Task description | Keep the pictures out of the copy and print all the entries below exactly.

Data to use |
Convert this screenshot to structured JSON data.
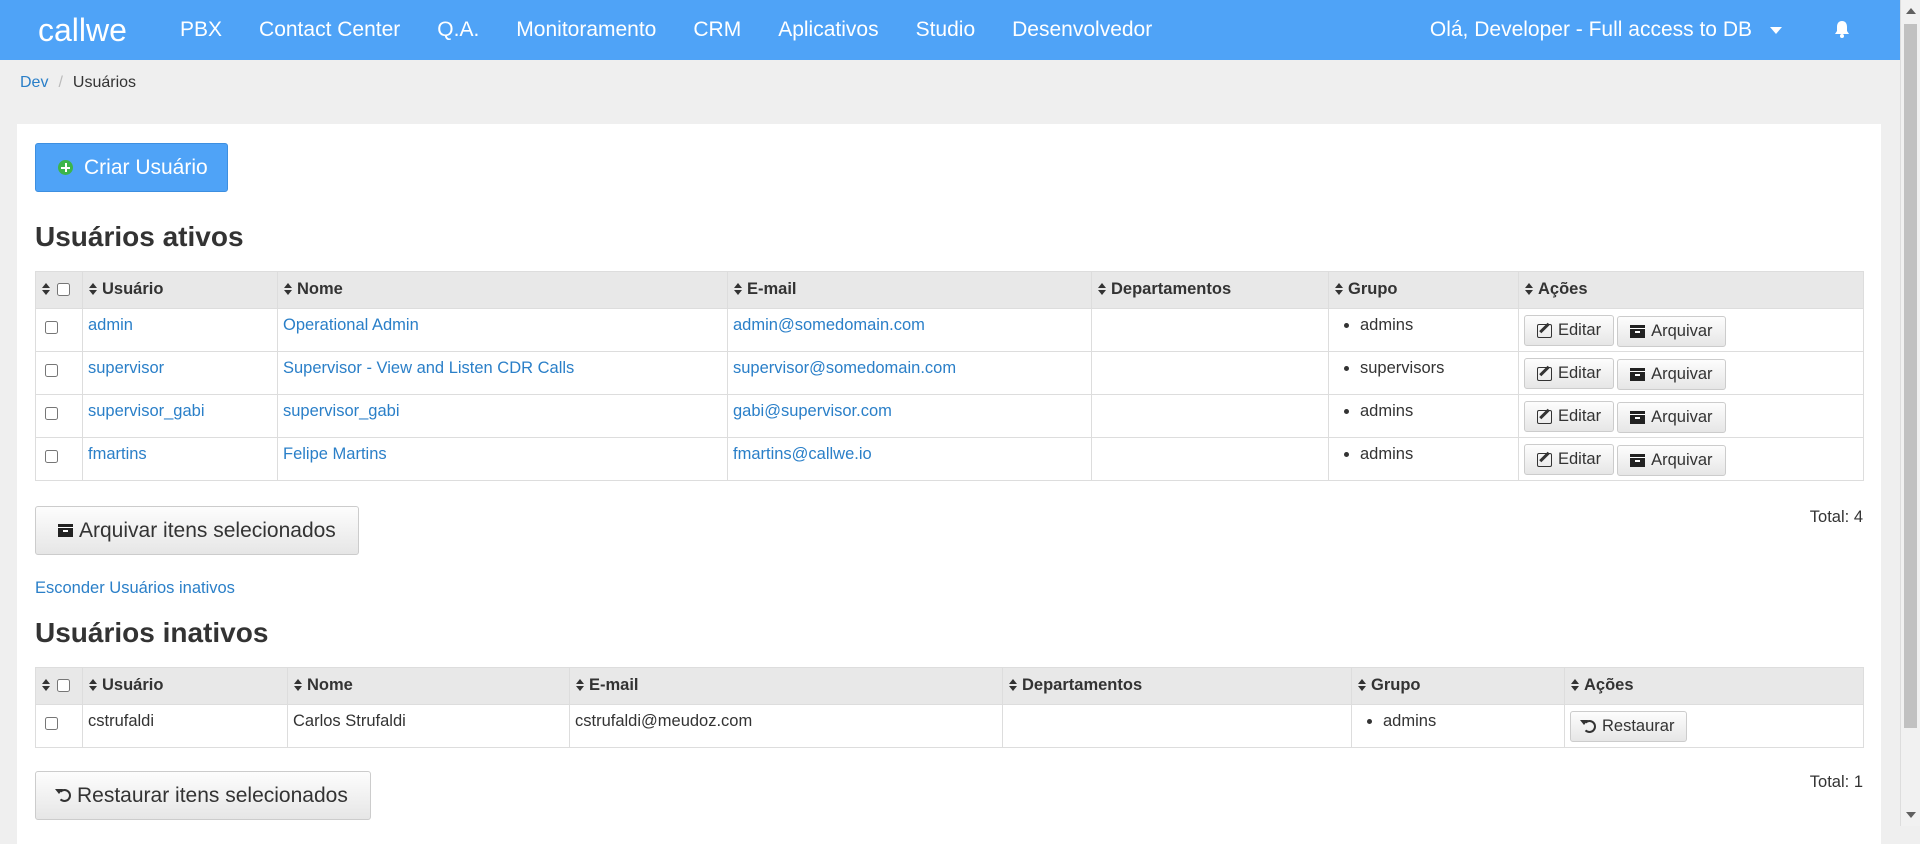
{
  "navbar": {
    "logo": "callwe",
    "links": [
      "PBX",
      "Contact Center",
      "Q.A.",
      "Monitoramento",
      "CRM",
      "Aplicativos",
      "Studio",
      "Desenvolvedor"
    ],
    "user_greeting": "Olá, Developer - Full access to DB"
  },
  "breadcrumb": {
    "root": "Dev",
    "separator": "/",
    "current": "Usuários"
  },
  "create_button": "Criar Usuário",
  "active": {
    "title": "Usuários ativos",
    "columns": [
      "Usuário",
      "Nome",
      "E-mail",
      "Departamentos",
      "Grupo",
      "Ações"
    ],
    "rows": [
      {
        "user": "admin",
        "name": "Operational Admin",
        "email": "admin@somedomain.com",
        "dept": "",
        "group": "admins"
      },
      {
        "user": "supervisor",
        "name": "Supervisor - View and Listen CDR Calls",
        "email": "supervisor@somedomain.com",
        "dept": "",
        "group": "supervisors"
      },
      {
        "user": "supervisor_gabi",
        "name": "supervisor_gabi",
        "email": "gabi@supervisor.com",
        "dept": "",
        "group": "admins"
      },
      {
        "user": "fmartins",
        "name": "Felipe Martins",
        "email": "fmartins@callwe.io",
        "dept": "",
        "group": "admins"
      }
    ],
    "edit_label": "Editar",
    "archive_label": "Arquivar",
    "bulk_button": "Arquivar itens selecionados",
    "total": "Total: 4"
  },
  "toggle_inactive_link": "Esconder Usuários inativos",
  "inactive": {
    "title": "Usuários inativos",
    "columns": [
      "Usuário",
      "Nome",
      "E-mail",
      "Departamentos",
      "Grupo",
      "Ações"
    ],
    "rows": [
      {
        "user": "cstrufaldi",
        "name": "Carlos Strufaldi",
        "email": "cstrufaldi@meudoz.com",
        "dept": "",
        "group": "admins"
      }
    ],
    "restore_label": "Restaurar",
    "bulk_button": "Restaurar itens selecionados",
    "total": "Total: 1"
  },
  "colors": {
    "navbar": "#4fa3f7",
    "link": "#2a7fc8",
    "plus_icon": "#3cb54a"
  }
}
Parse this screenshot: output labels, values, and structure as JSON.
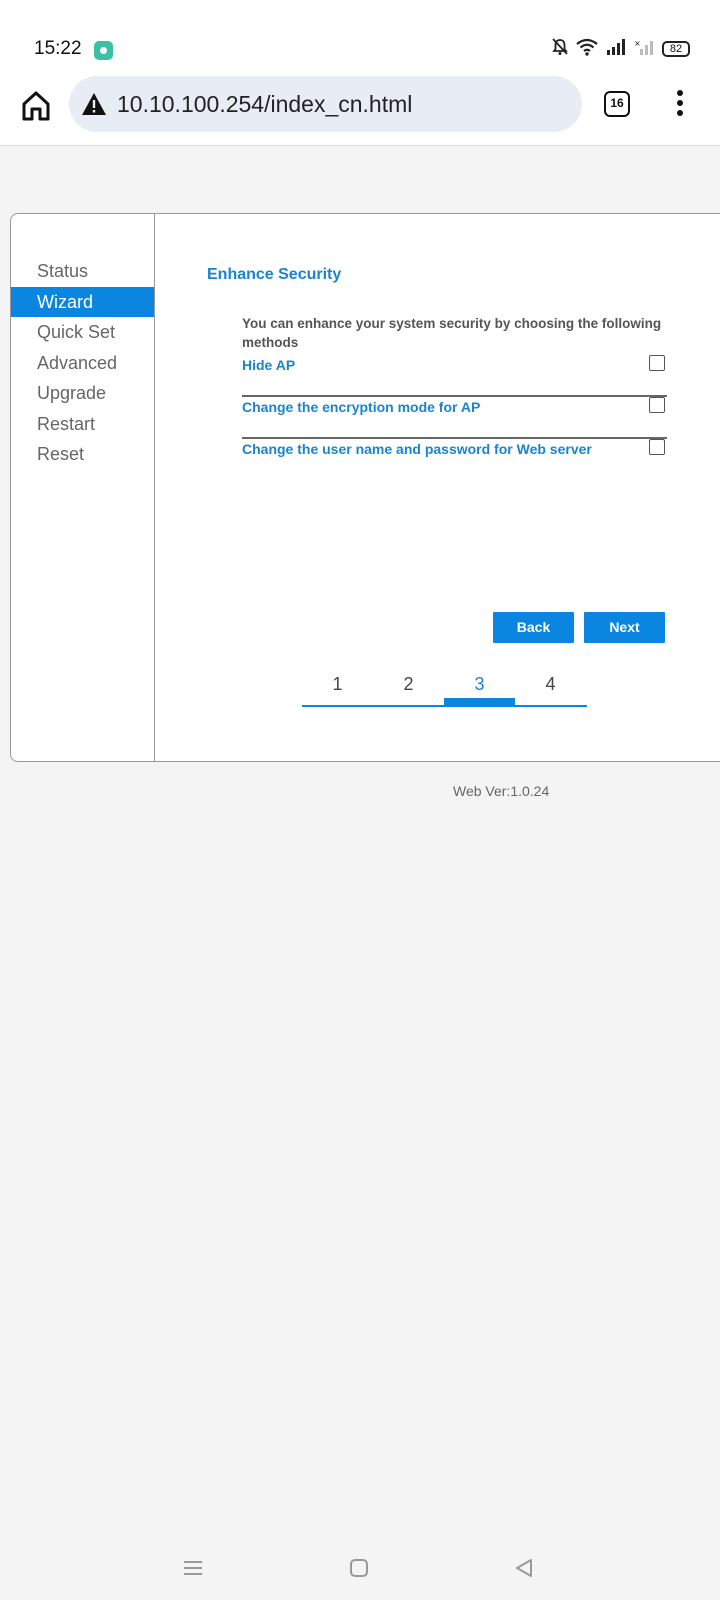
{
  "status_bar": {
    "time": "15:22",
    "battery": "82",
    "icons": [
      "app-notification-icon",
      "mute-icon",
      "wifi-icon",
      "signal-icon",
      "signal-no-service-icon",
      "battery-icon"
    ]
  },
  "browser": {
    "url": "10.10.100.254/index_cn.html",
    "tab_count": "16",
    "icons": [
      "home-icon",
      "not-secure-warning-icon",
      "tabs-icon",
      "more-menu-icon"
    ]
  },
  "sidebar": {
    "items": [
      {
        "label": "Status"
      },
      {
        "label": "Wizard"
      },
      {
        "label": "Quick Set"
      },
      {
        "label": "Advanced"
      },
      {
        "label": "Upgrade"
      },
      {
        "label": "Restart"
      },
      {
        "label": "Reset"
      }
    ],
    "active": "Wizard"
  },
  "content": {
    "title": "Enhance Security",
    "description": "You can enhance your system security by choosing the following methods",
    "options": [
      {
        "label": "Hide AP",
        "checked": false
      },
      {
        "label": "Change the encryption mode for AP",
        "checked": false
      },
      {
        "label": "Change the user name and password for Web server",
        "checked": false
      }
    ],
    "back_label": "Back",
    "next_label": "Next",
    "steps": [
      "1",
      "2",
      "3",
      "4"
    ],
    "current_step": "3"
  },
  "footer": {
    "web_version": "Web Ver:1.0.24"
  },
  "colors": {
    "accent": "#0a86e0",
    "link_text": "#1a84cf",
    "page_bg": "#f4f4f4"
  },
  "nav_bar": {
    "icons": [
      "recent-apps-icon",
      "home-nav-icon",
      "back-nav-icon"
    ]
  }
}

Exercise solution |
Convert this screenshot to structured JSON data.
{
  "navbar": {
    "logo": "callwe",
    "links": [
      "PBX",
      "Contact Center",
      "Q.A.",
      "Monitoramento",
      "CRM",
      "Aplicativos",
      "Studio",
      "Desenvolvedor"
    ],
    "user_greeting": "Olá, Developer - Full access to DB"
  },
  "breadcrumb": {
    "root": "Dev",
    "separator": "/",
    "current": "Usuários"
  },
  "create_button": "Criar Usuário",
  "active": {
    "title": "Usuários ativos",
    "columns": [
      "Usuário",
      "Nome",
      "E-mail",
      "Departamentos",
      "Grupo",
      "Ações"
    ],
    "rows": [
      {
        "user": "admin",
        "name": "Operational Admin",
        "email": "admin@somedomain.com",
        "dept": "",
        "group": "admins"
      },
      {
        "user": "supervisor",
        "name": "Supervisor - View and Listen CDR Calls",
        "email": "supervisor@somedomain.com",
        "dept": "",
        "group": "supervisors"
      },
      {
        "user": "supervisor_gabi",
        "name": "supervisor_gabi",
        "email": "gabi@supervisor.com",
        "dept": "",
        "group": "admins"
      },
      {
        "user": "fmartins",
        "name": "Felipe Martins",
        "email": "fmartins@callwe.io",
        "dept": "",
        "group": "admins"
      }
    ],
    "edit_label": "Editar",
    "archive_label": "Arquivar",
    "bulk_button": "Arquivar itens selecionados",
    "total": "Total: 4"
  },
  "toggle_inactive_link": "Esconder Usuários inativos",
  "inactive": {
    "title": "Usuários inativos",
    "columns": [
      "Usuário",
      "Nome",
      "E-mail",
      "Departamentos",
      "Grupo",
      "Ações"
    ],
    "rows": [
      {
        "user": "cstrufaldi",
        "name": "Carlos Strufaldi",
        "email": "cstrufaldi@meudoz.com",
        "dept": "",
        "group": "admins"
      }
    ],
    "restore_label": "Restaurar",
    "bulk_button": "Restaurar itens selecionados",
    "total": "Total: 1"
  },
  "colors": {
    "navbar": "#4fa3f7",
    "link": "#2a7fc8",
    "plus_icon": "#3cb54a"
  }
}
Parse this screenshot: output labels, values, and structure as JSON.
{
  "status_bar": {
    "time": "15:22",
    "battery": "82",
    "icons": [
      "app-notification-icon",
      "mute-icon",
      "wifi-icon",
      "signal-icon",
      "signal-no-service-icon",
      "battery-icon"
    ]
  },
  "browser": {
    "url": "10.10.100.254/index_cn.html",
    "tab_count": "16",
    "icons": [
      "home-icon",
      "not-secure-warning-icon",
      "tabs-icon",
      "more-menu-icon"
    ]
  },
  "sidebar": {
    "items": [
      {
        "label": "Status"
      },
      {
        "label": "Wizard"
      },
      {
        "label": "Quick Set"
      },
      {
        "label": "Advanced"
      },
      {
        "label": "Upgrade"
      },
      {
        "label": "Restart"
      },
      {
        "label": "Reset"
      }
    ],
    "active": "Wizard"
  },
  "content": {
    "title": "Enhance Security",
    "description": "You can enhance your system security by choosing the following methods",
    "options": [
      {
        "label": "Hide AP",
        "checked": false
      },
      {
        "label": "Change the encryption mode for AP",
        "checked": false
      },
      {
        "label": "Change the user name and password for Web server",
        "checked": false
      }
    ],
    "back_label": "Back",
    "next_label": "Next",
    "steps": [
      "1",
      "2",
      "3",
      "4"
    ],
    "current_step": "3"
  },
  "footer": {
    "web_version": "Web Ver:1.0.24"
  },
  "colors": {
    "accent": "#0a86e0",
    "link_text": "#1a84cf",
    "page_bg": "#f4f4f4"
  },
  "nav_bar": {
    "icons": [
      "recent-apps-icon",
      "home-nav-icon",
      "back-nav-icon"
    ]
  }
}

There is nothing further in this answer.